**What the task asks**
From the entries that follow, gather each line holding the word "JSON".

**Entries**

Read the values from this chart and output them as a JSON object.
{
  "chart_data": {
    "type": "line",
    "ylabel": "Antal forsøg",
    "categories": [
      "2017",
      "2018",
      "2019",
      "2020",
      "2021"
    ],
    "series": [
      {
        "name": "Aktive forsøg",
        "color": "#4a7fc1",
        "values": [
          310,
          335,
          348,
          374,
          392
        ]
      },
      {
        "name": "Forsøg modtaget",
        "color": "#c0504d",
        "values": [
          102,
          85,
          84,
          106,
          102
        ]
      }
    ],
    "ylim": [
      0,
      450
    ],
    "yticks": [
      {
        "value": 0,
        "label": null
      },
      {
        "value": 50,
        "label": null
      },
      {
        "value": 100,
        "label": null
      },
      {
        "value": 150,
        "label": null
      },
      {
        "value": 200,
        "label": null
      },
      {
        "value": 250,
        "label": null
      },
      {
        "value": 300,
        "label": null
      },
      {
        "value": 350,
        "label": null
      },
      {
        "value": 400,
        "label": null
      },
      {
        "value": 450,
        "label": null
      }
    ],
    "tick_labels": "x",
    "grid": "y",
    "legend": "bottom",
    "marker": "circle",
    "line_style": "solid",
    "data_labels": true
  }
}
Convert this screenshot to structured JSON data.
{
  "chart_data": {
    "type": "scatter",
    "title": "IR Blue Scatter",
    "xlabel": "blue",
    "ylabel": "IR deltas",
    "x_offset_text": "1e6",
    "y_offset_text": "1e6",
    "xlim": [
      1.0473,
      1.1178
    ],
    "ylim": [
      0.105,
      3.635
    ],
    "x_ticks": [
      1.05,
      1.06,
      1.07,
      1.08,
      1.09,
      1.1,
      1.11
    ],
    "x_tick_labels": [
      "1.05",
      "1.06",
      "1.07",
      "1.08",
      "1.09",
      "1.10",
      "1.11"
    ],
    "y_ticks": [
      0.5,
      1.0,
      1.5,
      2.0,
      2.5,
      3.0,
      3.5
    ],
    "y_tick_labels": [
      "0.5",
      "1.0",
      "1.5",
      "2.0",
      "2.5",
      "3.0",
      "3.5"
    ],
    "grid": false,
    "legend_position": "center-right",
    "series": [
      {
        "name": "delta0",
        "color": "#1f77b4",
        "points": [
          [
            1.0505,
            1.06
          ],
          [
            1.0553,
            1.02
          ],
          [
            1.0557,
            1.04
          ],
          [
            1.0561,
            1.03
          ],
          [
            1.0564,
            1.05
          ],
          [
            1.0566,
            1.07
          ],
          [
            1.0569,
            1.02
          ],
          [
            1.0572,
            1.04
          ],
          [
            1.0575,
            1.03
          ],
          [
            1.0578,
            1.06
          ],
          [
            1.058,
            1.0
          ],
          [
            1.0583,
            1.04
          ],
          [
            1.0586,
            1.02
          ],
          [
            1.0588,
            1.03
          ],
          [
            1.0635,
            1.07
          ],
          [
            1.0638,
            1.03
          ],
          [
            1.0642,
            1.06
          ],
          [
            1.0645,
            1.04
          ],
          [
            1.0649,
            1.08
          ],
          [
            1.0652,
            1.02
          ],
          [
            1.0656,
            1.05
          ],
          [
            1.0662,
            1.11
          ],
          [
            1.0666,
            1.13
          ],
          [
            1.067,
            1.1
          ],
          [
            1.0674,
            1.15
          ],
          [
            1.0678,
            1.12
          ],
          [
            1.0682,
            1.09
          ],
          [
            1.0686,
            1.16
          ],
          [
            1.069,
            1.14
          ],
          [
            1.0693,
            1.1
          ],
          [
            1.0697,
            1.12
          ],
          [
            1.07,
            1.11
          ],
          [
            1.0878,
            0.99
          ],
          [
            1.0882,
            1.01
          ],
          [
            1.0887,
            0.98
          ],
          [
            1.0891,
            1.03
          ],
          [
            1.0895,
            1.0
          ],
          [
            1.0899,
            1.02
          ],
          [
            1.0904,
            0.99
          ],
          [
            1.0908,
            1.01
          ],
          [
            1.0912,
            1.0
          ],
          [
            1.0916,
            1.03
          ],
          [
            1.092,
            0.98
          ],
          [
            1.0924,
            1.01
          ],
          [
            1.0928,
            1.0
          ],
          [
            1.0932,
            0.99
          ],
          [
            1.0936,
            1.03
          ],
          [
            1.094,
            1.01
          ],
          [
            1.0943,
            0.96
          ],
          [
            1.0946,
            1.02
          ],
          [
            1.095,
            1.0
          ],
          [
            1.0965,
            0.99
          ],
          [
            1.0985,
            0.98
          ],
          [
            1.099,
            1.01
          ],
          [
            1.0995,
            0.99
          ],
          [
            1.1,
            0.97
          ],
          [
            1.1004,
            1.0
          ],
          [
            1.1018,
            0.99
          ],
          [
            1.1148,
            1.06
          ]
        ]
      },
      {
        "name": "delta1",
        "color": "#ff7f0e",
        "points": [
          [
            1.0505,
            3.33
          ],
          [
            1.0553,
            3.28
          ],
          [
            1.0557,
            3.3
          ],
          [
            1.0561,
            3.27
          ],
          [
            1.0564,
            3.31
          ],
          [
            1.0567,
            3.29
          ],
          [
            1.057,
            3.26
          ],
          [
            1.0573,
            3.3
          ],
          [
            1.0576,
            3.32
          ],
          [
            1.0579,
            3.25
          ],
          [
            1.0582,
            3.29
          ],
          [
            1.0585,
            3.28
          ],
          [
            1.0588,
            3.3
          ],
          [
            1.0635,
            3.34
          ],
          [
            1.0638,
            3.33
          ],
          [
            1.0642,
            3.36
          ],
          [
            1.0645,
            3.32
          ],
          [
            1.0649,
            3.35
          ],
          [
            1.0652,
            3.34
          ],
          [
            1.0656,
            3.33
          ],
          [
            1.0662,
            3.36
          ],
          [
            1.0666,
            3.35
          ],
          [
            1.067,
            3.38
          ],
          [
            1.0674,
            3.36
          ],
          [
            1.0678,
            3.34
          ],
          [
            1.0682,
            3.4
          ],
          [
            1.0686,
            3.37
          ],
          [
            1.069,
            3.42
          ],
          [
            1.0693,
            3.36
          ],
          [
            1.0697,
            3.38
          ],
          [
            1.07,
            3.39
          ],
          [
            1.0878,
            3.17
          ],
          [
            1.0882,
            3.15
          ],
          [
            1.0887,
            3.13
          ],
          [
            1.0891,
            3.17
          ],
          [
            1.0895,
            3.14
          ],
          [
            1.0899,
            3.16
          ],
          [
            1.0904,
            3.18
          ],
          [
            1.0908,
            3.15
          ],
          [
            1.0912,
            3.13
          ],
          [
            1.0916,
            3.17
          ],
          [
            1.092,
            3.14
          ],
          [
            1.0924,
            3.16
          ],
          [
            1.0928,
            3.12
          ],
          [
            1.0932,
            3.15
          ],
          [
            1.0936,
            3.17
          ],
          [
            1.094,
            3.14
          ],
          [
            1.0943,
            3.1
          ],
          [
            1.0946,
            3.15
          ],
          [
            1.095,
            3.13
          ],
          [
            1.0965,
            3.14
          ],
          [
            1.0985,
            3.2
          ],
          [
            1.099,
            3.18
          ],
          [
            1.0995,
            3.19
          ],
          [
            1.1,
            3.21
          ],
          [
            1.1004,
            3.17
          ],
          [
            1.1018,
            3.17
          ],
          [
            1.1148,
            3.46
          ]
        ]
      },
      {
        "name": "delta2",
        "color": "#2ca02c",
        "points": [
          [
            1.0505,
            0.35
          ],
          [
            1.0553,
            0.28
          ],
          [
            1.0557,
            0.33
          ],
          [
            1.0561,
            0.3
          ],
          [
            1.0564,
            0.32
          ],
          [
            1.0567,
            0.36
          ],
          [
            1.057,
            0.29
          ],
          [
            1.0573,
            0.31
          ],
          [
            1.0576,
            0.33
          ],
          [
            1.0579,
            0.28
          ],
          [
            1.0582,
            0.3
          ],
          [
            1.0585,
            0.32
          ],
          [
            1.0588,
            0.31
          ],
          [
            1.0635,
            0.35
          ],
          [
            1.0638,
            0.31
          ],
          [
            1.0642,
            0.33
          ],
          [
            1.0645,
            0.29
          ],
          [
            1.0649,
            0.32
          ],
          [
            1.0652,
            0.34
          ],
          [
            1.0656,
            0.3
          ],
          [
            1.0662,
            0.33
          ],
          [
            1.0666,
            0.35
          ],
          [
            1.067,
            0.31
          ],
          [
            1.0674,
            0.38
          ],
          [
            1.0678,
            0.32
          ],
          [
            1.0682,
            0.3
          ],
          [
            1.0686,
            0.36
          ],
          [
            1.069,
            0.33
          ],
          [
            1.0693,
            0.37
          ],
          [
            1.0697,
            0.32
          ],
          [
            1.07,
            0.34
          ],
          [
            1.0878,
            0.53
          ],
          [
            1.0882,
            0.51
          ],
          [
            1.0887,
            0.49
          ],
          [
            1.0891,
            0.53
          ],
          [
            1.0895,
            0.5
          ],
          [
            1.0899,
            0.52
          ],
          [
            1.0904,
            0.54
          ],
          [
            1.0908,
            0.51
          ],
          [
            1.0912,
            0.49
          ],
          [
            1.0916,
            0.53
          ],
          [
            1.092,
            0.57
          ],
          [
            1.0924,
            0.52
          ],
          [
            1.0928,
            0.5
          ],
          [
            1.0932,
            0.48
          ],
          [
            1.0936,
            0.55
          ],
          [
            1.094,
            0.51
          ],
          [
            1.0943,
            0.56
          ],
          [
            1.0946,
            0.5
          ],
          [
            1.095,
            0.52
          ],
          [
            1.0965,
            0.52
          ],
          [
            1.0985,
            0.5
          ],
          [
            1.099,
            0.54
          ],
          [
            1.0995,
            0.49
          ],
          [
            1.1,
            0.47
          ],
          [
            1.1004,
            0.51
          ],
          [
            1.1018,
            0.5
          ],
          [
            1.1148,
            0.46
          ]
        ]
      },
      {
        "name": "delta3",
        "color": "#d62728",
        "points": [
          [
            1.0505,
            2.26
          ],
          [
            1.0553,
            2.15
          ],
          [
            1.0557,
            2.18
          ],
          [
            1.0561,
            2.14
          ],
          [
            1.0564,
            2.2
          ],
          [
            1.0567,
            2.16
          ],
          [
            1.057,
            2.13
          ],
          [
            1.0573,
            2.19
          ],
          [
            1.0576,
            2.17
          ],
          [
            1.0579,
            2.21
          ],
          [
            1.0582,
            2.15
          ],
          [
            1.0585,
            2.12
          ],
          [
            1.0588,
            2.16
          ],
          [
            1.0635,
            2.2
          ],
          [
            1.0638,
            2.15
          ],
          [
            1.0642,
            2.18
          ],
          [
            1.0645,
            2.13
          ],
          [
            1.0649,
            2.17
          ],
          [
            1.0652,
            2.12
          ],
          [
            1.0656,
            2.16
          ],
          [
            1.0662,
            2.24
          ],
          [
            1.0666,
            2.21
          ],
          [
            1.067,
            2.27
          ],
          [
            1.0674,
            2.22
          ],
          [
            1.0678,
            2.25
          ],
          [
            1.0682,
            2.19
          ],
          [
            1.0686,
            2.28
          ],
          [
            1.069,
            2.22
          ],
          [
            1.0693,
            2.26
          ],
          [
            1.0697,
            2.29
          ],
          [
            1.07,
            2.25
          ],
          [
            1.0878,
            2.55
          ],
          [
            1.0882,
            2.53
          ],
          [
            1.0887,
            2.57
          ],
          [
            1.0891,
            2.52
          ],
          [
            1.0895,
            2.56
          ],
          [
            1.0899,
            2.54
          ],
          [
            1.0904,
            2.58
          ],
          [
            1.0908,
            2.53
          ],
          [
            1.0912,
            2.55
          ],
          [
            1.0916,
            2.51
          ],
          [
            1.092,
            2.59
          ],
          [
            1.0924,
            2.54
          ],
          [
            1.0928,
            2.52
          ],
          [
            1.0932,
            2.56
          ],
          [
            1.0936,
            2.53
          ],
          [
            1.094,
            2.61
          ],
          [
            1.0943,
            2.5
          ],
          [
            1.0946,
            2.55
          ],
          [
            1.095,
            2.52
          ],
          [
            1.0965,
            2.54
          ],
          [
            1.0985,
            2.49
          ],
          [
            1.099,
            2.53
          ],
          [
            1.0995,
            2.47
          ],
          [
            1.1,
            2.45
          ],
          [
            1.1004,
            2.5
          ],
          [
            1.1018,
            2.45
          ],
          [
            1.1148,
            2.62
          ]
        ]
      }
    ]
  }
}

**Task response**
Read the values from this chart and output them as a JSON object.
Convert this screenshot to structured JSON data.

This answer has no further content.